** Start **
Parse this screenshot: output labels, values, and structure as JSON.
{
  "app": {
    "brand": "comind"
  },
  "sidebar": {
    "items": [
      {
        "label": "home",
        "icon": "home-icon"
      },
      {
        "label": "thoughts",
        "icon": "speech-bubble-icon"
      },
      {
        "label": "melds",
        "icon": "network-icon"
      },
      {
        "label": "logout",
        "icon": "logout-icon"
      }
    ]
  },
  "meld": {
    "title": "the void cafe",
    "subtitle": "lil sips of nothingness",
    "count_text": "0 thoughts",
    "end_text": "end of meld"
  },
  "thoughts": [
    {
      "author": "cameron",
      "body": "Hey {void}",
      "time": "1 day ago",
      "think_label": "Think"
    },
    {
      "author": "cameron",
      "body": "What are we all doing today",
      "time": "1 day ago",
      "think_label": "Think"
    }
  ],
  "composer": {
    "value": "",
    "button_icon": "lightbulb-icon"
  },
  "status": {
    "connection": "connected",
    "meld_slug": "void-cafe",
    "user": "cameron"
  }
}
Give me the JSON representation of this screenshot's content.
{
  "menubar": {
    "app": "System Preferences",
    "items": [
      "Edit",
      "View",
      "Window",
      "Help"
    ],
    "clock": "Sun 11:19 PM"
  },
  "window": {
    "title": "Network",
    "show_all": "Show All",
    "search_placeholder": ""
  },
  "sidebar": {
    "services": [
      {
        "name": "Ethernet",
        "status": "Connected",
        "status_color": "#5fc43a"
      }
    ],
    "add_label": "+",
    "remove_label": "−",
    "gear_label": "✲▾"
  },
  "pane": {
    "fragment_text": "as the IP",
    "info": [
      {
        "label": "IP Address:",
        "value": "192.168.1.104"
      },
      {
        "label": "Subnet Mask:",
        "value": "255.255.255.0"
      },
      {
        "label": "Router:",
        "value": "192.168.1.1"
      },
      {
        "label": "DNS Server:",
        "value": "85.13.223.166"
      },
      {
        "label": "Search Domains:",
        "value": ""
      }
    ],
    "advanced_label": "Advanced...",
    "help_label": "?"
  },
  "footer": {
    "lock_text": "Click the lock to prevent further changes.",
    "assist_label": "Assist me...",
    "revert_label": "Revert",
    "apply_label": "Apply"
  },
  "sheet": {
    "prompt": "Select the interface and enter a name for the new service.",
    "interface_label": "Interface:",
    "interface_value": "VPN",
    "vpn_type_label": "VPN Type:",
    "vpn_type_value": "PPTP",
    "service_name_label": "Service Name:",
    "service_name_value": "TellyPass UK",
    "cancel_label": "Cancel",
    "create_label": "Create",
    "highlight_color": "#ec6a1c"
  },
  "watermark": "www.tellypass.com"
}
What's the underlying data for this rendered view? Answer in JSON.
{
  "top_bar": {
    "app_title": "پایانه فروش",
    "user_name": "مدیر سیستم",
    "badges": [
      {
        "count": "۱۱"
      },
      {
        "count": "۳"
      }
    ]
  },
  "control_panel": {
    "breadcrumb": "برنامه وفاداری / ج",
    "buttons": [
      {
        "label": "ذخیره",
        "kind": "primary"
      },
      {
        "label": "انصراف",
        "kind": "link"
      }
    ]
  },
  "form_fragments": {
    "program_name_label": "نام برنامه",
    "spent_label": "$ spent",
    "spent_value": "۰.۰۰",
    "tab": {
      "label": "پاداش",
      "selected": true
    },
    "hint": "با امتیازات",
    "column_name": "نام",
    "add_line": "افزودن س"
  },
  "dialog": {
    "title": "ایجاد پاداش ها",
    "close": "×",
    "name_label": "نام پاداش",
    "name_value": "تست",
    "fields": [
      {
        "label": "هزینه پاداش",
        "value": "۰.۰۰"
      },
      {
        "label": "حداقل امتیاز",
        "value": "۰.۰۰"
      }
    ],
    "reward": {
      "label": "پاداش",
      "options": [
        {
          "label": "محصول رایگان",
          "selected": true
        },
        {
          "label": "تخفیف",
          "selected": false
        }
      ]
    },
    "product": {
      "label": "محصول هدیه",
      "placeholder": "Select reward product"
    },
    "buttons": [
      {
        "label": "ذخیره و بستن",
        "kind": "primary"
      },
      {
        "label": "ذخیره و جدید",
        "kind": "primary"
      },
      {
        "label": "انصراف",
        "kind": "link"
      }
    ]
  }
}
** End **
Go through the entries and repeat each one exactly.

> [RESULT BELOW]
Parse this screenshot: output labels, values, and structure as JSON.
{
  "app": {
    "brand": "comind"
  },
  "sidebar": {
    "items": [
      {
        "label": "home",
        "icon": "home-icon"
      },
      {
        "label": "thoughts",
        "icon": "speech-bubble-icon"
      },
      {
        "label": "melds",
        "icon": "network-icon"
      },
      {
        "label": "logout",
        "icon": "logout-icon"
      }
    ]
  },
  "meld": {
    "title": "the void cafe",
    "subtitle": "lil sips of nothingness",
    "count_text": "0 thoughts",
    "end_text": "end of meld"
  },
  "thoughts": [
    {
      "author": "cameron",
      "body": "Hey {void}",
      "time": "1 day ago",
      "think_label": "Think"
    },
    {
      "author": "cameron",
      "body": "What are we all doing today",
      "time": "1 day ago",
      "think_label": "Think"
    }
  ],
  "composer": {
    "value": "",
    "button_icon": "lightbulb-icon"
  },
  "status": {
    "connection": "connected",
    "meld_slug": "void-cafe",
    "user": "cameron"
  }
}
Give me the JSON representation of this screenshot's content.
{
  "menubar": {
    "app": "System Preferences",
    "items": [
      "Edit",
      "View",
      "Window",
      "Help"
    ],
    "clock": "Sun 11:19 PM"
  },
  "window": {
    "title": "Network",
    "show_all": "Show All",
    "search_placeholder": ""
  },
  "sidebar": {
    "services": [
      {
        "name": "Ethernet",
        "status": "Connected",
        "status_color": "#5fc43a"
      }
    ],
    "add_label": "+",
    "remove_label": "−",
    "gear_label": "✲▾"
  },
  "pane": {
    "fragment_text": "as the IP",
    "info": [
      {
        "label": "IP Address:",
        "value": "192.168.1.104"
      },
      {
        "label": "Subnet Mask:",
        "value": "255.255.255.0"
      },
      {
        "label": "Router:",
        "value": "192.168.1.1"
      },
      {
        "label": "DNS Server:",
        "value": "85.13.223.166"
      },
      {
        "label": "Search Domains:",
        "value": ""
      }
    ],
    "advanced_label": "Advanced...",
    "help_label": "?"
  },
  "footer": {
    "lock_text": "Click the lock to prevent further changes.",
    "assist_label": "Assist me...",
    "revert_label": "Revert",
    "apply_label": "Apply"
  },
  "sheet": {
    "prompt": "Select the interface and enter a name for the new service.",
    "interface_label": "Interface:",
    "interface_value": "VPN",
    "vpn_type_label": "VPN Type:",
    "vpn_type_value": "PPTP",
    "service_name_label": "Service Name:",
    "service_name_value": "TellyPass UK",
    "cancel_label": "Cancel",
    "create_label": "Create",
    "highlight_color": "#ec6a1c"
  },
  "watermark": "www.tellypass.com"
}
What's the underlying data for this rendered view? Answer in JSON.
{
  "top_bar": {
    "app_title": "پایانه فروش",
    "user_name": "مدیر سیستم",
    "badges": [
      {
        "count": "۱۱"
      },
      {
        "count": "۳"
      }
    ]
  },
  "control_panel": {
    "breadcrumb": "برنامه وفاداری / ج",
    "buttons": [
      {
        "label": "ذخیره",
        "kind": "primary"
      },
      {
        "label": "انصراف",
        "kind": "link"
      }
    ]
  },
  "form_fragments": {
    "program_name_label": "نام برنامه",
    "spent_label": "$ spent",
    "spent_value": "۰.۰۰",
    "tab": {
      "label": "پاداش",
      "selected": true
    },
    "hint": "با امتیازات",
    "column_name": "نام",
    "add_line": "افزودن س"
  },
  "dialog": {
    "title": "ایجاد پاداش ها",
    "close": "×",
    "name_label": "نام پاداش",
    "name_value": "تست",
    "fields": [
      {
        "label": "هزینه پاداش",
        "value": "۰.۰۰"
      },
      {
        "label": "حداقل امتیاز",
        "value": "۰.۰۰"
      }
    ],
    "reward": {
      "label": "پاداش",
      "options": [
        {
          "label": "محصول رایگان",
          "selected": true
        },
        {
          "label": "تخفیف",
          "selected": false
        }
      ]
    },
    "product": {
      "label": "محصول هدیه",
      "placeholder": "Select reward product"
    },
    "buttons": [
      {
        "label": "ذخیره و بستن",
        "kind": "primary"
      },
      {
        "label": "ذخیره و جدید",
        "kind": "primary"
      },
      {
        "label": "انصراف",
        "kind": "link"
      }
    ]
  }
}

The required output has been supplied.